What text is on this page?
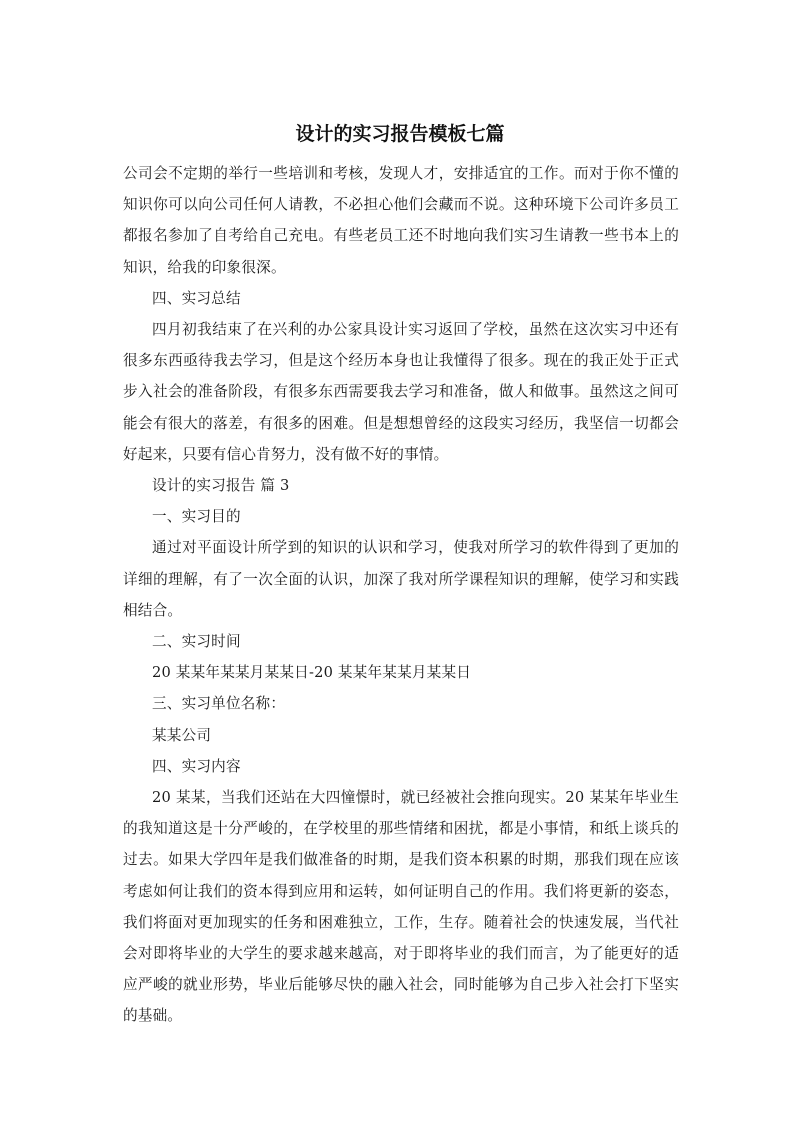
设计的实习报告模板七篇

公司会不定期的举行一些培训和考核，发现人才，安排适宜的工作。而对于你不懂的知识你可以向公司任何人请教，不必担心他们会藏而不说。这种环境下公司许多员工都报名参加了自考给自己充电。有些老员工还不时地向我们实习生请教一些书本上的知识，给我的印象很深。

四、实习总结

四月初我结束了在兴利的办公家具设计实习返回了学校，虽然在这次实习中还有很多东西亟待我去学习，但是这个经历本身也让我懂得了很多。现在的我正处于正式步入社会的准备阶段，有很多东西需要我去学习和准备，做人和做事。虽然这之间可能会有很大的落差，有很多的困难。但是想想曾经的这段实习经历，我坚信一切都会好起来，只要有信心肯努力，没有做不好的事情。

设计的实习报告 篇 3

一、实习目的

通过对平面设计所学到的知识的认识和学习，使我对所学习的软件得到了更加的详细的理解，有了一次全面的认识，加深了我对所学课程知识的理解，使学习和实践相结合。

二、实习时间

20 某某年某某月某某日-20 某某年某某月某某日

三、实习单位名称：

某某公司

四、实习内容

20 某某，当我们还站在大四憧憬时，就已经被社会推向现实。20 某某年毕业生的我知道这是十分严峻的，在学校里的那些情绪和困扰，都是小事情，和纸上谈兵的过去。如果大学四年是我们做准备的时期，是我们资本积累的时期，那我们现在应该考虑如何让我们的资本得到应用和运转，如何证明自己的作用。我们将更新的姿态，我们将面对更加现实的任务和困难独立，工作，生存。随着社会的快速发展，当代社会对即将毕业的大学生的要求越来越高，对于即将毕业的我们而言，为了能更好的适应严峻的就业形势，毕业后能够尽快的融入社会，同时能够为自己步入社会打下坚实的基础。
++++++
_Given instruction_:
Write out the listing above exactly as it stands, pictures excluded.

_Solution for this task_:
What text is on this page?
设计的实习报告模板七篇

公司会不定期的举行一些培训和考核，发现人才，安排适宜的工作。而对于你不懂的知识你可以向公司任何人请教，不必担心他们会藏而不说。这种环境下公司许多员工都报名参加了自考给自己充电。有些老员工还不时地向我们实习生请教一些书本上的知识，给我的印象很深。

四、实习总结

四月初我结束了在兴利的办公家具设计实习返回了学校，虽然在这次实习中还有很多东西亟待我去学习，但是这个经历本身也让我懂得了很多。现在的我正处于正式步入社会的准备阶段，有很多东西需要我去学习和准备，做人和做事。虽然这之间可能会有很大的落差，有很多的困难。但是想想曾经的这段实习经历，我坚信一切都会好起来，只要有信心肯努力，没有做不好的事情。

设计的实习报告 篇 3

一、实习目的

通过对平面设计所学到的知识的认识和学习，使我对所学习的软件得到了更加的详细的理解，有了一次全面的认识，加深了我对所学课程知识的理解，使学习和实践相结合。

二、实习时间

20 某某年某某月某某日-20 某某年某某月某某日

三、实习单位名称：

某某公司

四、实习内容

20 某某，当我们还站在大四憧憬时，就已经被社会推向现实。20 某某年毕业生的我知道这是十分严峻的，在学校里的那些情绪和困扰，都是小事情，和纸上谈兵的过去。如果大学四年是我们做准备的时期，是我们资本积累的时期，那我们现在应该考虑如何让我们的资本得到应用和运转，如何证明自己的作用。我们将更新的姿态，我们将面对更加现实的任务和困难独立，工作，生存。随着社会的快速发展，当代社会对即将毕业的大学生的要求越来越高，对于即将毕业的我们而言，为了能更好的适应严峻的就业形势，毕业后能够尽快的融入社会，同时能够为自己步入社会打下坚实的基础。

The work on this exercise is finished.